Objective:
Using the data beneath, show every line that includes the word "true".
* Begin *
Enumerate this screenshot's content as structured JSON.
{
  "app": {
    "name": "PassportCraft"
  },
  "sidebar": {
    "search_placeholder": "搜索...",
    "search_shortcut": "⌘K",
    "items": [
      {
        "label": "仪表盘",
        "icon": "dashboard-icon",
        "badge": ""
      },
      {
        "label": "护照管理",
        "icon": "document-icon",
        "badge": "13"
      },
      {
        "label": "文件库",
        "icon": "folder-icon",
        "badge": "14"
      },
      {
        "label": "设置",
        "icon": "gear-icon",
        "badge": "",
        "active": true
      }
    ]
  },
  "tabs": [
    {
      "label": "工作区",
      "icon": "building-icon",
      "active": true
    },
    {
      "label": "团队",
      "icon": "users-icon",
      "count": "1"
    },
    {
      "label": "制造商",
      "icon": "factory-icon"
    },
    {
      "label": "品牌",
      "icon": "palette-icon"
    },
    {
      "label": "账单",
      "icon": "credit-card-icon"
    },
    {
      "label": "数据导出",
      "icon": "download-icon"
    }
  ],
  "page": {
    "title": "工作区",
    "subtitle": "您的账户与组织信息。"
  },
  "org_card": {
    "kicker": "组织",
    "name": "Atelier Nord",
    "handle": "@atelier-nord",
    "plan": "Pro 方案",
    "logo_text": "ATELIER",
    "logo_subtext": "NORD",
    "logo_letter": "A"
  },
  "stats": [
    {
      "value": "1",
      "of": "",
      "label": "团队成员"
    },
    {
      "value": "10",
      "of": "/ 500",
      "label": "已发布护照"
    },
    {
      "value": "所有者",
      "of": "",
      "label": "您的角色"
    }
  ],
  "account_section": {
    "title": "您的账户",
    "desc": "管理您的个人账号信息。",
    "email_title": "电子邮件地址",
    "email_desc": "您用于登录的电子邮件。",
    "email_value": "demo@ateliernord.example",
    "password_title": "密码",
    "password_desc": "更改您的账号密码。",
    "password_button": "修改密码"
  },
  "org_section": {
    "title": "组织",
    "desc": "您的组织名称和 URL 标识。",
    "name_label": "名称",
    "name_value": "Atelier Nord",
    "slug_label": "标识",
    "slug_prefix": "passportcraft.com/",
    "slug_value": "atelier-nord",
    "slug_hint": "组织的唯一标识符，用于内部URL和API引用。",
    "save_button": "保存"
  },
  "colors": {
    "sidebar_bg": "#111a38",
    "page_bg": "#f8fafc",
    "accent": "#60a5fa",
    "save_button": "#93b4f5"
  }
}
* End *
* Begin *
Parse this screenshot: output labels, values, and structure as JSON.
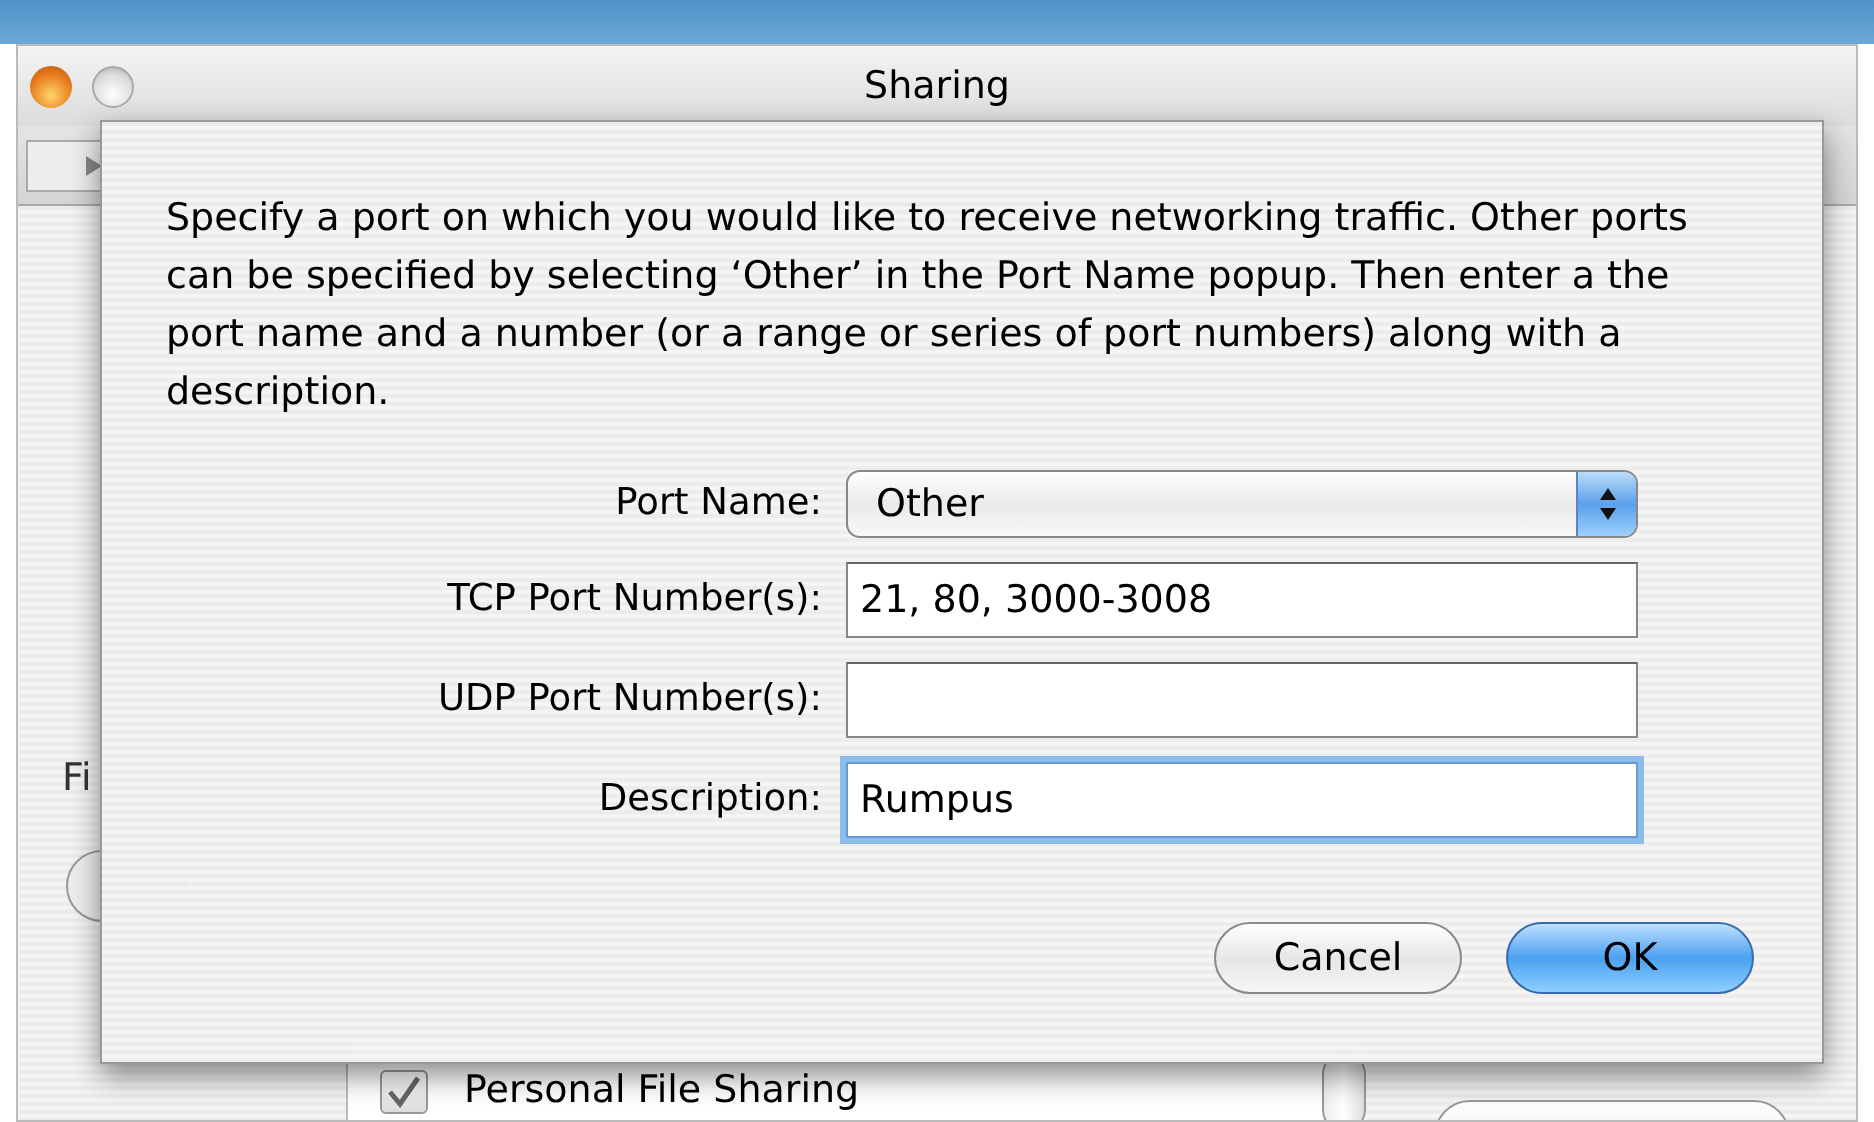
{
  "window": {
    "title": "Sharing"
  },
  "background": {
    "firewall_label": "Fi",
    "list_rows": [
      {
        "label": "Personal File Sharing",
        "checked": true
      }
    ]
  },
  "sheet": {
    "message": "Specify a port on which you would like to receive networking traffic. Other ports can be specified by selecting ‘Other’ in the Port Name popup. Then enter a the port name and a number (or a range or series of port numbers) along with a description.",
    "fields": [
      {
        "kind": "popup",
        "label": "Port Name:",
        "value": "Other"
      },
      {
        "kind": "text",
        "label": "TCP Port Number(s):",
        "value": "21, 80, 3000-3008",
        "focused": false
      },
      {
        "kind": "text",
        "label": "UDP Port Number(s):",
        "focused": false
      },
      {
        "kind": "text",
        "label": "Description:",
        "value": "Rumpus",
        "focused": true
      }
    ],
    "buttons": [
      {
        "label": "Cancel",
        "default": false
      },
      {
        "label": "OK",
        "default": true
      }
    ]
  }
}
* End *
Response for this exercise:
        "active": true
      "active": true
        "checked": true
        "focused": true
        "default": true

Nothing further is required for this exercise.